- **SET PROBLEM**:
Transcribe everything in the data word for word. Pictures are left out.

Dataset records:
--------------------------------------------------

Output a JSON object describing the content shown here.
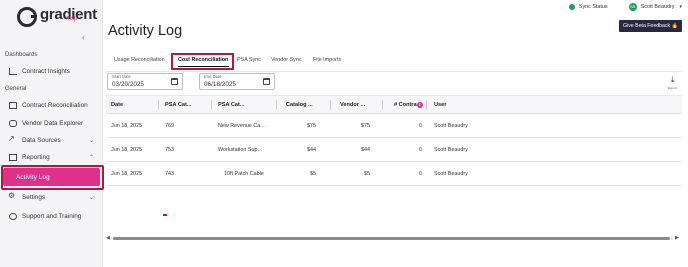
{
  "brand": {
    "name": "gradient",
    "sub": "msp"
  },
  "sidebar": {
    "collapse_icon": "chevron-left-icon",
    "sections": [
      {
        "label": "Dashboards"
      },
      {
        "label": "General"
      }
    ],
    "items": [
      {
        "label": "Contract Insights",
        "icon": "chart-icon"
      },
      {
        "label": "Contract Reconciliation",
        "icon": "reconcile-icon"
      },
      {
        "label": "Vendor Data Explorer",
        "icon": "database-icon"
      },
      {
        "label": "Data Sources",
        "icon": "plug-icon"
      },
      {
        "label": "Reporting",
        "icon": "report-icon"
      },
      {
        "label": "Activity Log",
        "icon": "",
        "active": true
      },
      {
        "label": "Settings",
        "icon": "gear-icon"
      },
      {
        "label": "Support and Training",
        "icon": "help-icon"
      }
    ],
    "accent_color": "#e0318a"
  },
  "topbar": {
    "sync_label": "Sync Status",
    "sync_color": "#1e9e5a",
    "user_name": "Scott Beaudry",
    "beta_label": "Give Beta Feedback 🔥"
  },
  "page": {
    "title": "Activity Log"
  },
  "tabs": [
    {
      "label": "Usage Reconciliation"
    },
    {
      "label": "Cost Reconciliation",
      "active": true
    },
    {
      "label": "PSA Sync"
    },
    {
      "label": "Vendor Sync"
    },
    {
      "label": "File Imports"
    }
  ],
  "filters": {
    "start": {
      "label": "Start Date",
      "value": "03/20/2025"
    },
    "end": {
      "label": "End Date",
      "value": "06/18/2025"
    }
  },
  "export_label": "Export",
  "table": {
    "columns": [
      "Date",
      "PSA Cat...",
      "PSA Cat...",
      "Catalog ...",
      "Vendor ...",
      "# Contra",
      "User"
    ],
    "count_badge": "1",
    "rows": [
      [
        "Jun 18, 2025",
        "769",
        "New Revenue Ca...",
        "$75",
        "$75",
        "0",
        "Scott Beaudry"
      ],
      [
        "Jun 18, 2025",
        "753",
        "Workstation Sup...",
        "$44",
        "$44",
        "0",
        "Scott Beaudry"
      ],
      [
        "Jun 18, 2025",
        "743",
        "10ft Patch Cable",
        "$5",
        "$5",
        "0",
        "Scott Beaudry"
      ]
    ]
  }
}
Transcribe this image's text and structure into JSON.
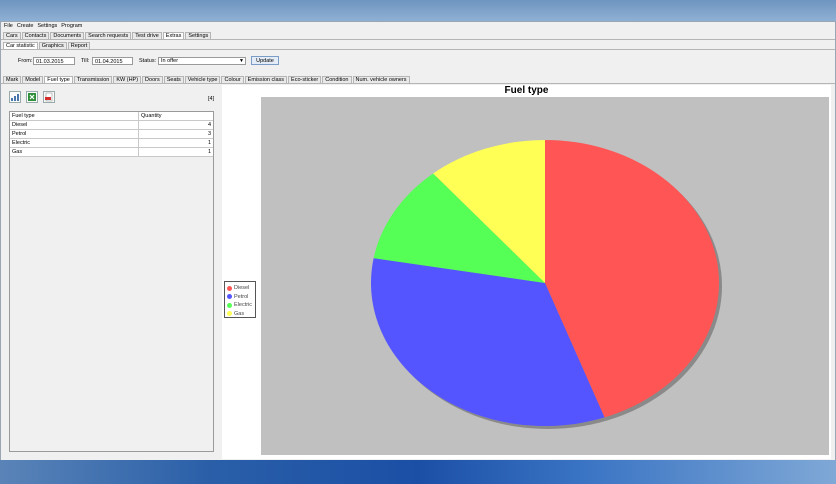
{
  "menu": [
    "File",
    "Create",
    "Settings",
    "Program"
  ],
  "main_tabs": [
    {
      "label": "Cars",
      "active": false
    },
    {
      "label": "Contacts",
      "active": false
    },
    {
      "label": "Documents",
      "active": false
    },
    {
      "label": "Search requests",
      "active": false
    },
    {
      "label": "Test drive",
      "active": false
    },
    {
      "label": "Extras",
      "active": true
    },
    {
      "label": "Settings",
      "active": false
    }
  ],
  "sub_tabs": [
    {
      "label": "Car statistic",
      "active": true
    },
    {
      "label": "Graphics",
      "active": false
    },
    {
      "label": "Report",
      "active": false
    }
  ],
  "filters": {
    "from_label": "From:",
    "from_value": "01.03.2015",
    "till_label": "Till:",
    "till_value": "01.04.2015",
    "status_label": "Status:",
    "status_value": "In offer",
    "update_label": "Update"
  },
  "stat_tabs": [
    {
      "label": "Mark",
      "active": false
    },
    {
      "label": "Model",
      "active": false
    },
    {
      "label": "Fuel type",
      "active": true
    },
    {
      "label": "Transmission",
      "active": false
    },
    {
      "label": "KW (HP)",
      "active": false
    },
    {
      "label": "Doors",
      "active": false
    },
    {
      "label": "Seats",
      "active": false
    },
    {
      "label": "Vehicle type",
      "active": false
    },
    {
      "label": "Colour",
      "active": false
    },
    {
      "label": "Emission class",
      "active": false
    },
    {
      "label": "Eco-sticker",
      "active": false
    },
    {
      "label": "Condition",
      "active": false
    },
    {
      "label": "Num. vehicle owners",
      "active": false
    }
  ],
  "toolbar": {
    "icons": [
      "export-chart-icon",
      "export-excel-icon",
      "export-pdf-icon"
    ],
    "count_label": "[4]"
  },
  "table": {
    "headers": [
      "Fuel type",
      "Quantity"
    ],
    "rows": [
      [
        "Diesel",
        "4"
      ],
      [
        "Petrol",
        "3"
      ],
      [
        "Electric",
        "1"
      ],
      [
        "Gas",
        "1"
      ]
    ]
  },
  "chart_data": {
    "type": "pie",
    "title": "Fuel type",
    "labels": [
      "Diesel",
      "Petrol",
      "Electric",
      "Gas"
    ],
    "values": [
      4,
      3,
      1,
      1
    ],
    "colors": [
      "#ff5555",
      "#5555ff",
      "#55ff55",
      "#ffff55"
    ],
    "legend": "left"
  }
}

--------------------------------------------------

- **FINISHED EXERCISE**:
Output a JSON object describing the content shown here.
{
  "brand": {
    "name": "gradient",
    "sub": "msp"
  },
  "sidebar": {
    "collapse_icon": "chevron-left-icon",
    "sections": [
      {
        "label": "Dashboards"
      },
      {
        "label": "General"
      }
    ],
    "items": [
      {
        "label": "Contract Insights",
        "icon": "chart-icon"
      },
      {
        "label": "Contract Reconciliation",
        "icon": "reconcile-icon"
      },
      {
        "label": "Vendor Data Explorer",
        "icon": "database-icon"
      },
      {
        "label": "Data Sources",
        "icon": "plug-icon"
      },
      {
        "label": "Reporting",
        "icon": "report-icon"
      },
      {
        "label": "Activity Log",
        "icon": "",
        "active": true
      },
      {
        "label": "Settings",
        "icon": "gear-icon"
      },
      {
        "label": "Support and Training",
        "icon": "help-icon"
      }
    ],
    "accent_color": "#e0318a"
  },
  "topbar": {
    "sync_label": "Sync Status",
    "sync_color": "#1e9e5a",
    "user_name": "Scott Beaudry",
    "beta_label": "Give Beta Feedback 🔥"
  },
  "page": {
    "title": "Activity Log"
  },
  "tabs": [
    {
      "label": "Usage Reconciliation"
    },
    {
      "label": "Cost Reconciliation",
      "active": true
    },
    {
      "label": "PSA Sync"
    },
    {
      "label": "Vendor Sync"
    },
    {
      "label": "File Imports"
    }
  ],
  "filters": {
    "start": {
      "label": "Start Date",
      "value": "03/20/2025"
    },
    "end": {
      "label": "End Date",
      "value": "06/18/2025"
    }
  },
  "export_label": "Export",
  "table": {
    "columns": [
      "Date",
      "PSA Cat...",
      "PSA Cat...",
      "Catalog ...",
      "Vendor ...",
      "# Contra",
      "User"
    ],
    "count_badge": "1",
    "rows": [
      [
        "Jun 18, 2025",
        "769",
        "New Revenue Ca...",
        "$75",
        "$75",
        "0",
        "Scott Beaudry"
      ],
      [
        "Jun 18, 2025",
        "753",
        "Workstation Sup...",
        "$44",
        "$44",
        "0",
        "Scott Beaudry"
      ],
      [
        "Jun 18, 2025",
        "743",
        "10ft Patch Cable",
        "$5",
        "$5",
        "0",
        "Scott Beaudry"
      ]
    ]
  }
}
Transcribe this image's text and structure into JSON.
{
  "menu": [
    "File",
    "Create",
    "Settings",
    "Program"
  ],
  "main_tabs": [
    {
      "label": "Cars",
      "active": false
    },
    {
      "label": "Contacts",
      "active": false
    },
    {
      "label": "Documents",
      "active": false
    },
    {
      "label": "Search requests",
      "active": false
    },
    {
      "label": "Test drive",
      "active": false
    },
    {
      "label": "Extras",
      "active": true
    },
    {
      "label": "Settings",
      "active": false
    }
  ],
  "sub_tabs": [
    {
      "label": "Car statistic",
      "active": true
    },
    {
      "label": "Graphics",
      "active": false
    },
    {
      "label": "Report",
      "active": false
    }
  ],
  "filters": {
    "from_label": "From:",
    "from_value": "01.03.2015",
    "till_label": "Till:",
    "till_value": "01.04.2015",
    "status_label": "Status:",
    "status_value": "In offer",
    "update_label": "Update"
  },
  "stat_tabs": [
    {
      "label": "Mark",
      "active": false
    },
    {
      "label": "Model",
      "active": false
    },
    {
      "label": "Fuel type",
      "active": true
    },
    {
      "label": "Transmission",
      "active": false
    },
    {
      "label": "KW (HP)",
      "active": false
    },
    {
      "label": "Doors",
      "active": false
    },
    {
      "label": "Seats",
      "active": false
    },
    {
      "label": "Vehicle type",
      "active": false
    },
    {
      "label": "Colour",
      "active": false
    },
    {
      "label": "Emission class",
      "active": false
    },
    {
      "label": "Eco-sticker",
      "active": false
    },
    {
      "label": "Condition",
      "active": false
    },
    {
      "label": "Num. vehicle owners",
      "active": false
    }
  ],
  "toolbar": {
    "icons": [
      "export-chart-icon",
      "export-excel-icon",
      "export-pdf-icon"
    ],
    "count_label": "[4]"
  },
  "table": {
    "headers": [
      "Fuel type",
      "Quantity"
    ],
    "rows": [
      [
        "Diesel",
        "4"
      ],
      [
        "Petrol",
        "3"
      ],
      [
        "Electric",
        "1"
      ],
      [
        "Gas",
        "1"
      ]
    ]
  },
  "chart_data": {
    "type": "pie",
    "title": "Fuel type",
    "labels": [
      "Diesel",
      "Petrol",
      "Electric",
      "Gas"
    ],
    "values": [
      4,
      3,
      1,
      1
    ],
    "colors": [
      "#ff5555",
      "#5555ff",
      "#55ff55",
      "#ffff55"
    ],
    "legend": "left"
  }
}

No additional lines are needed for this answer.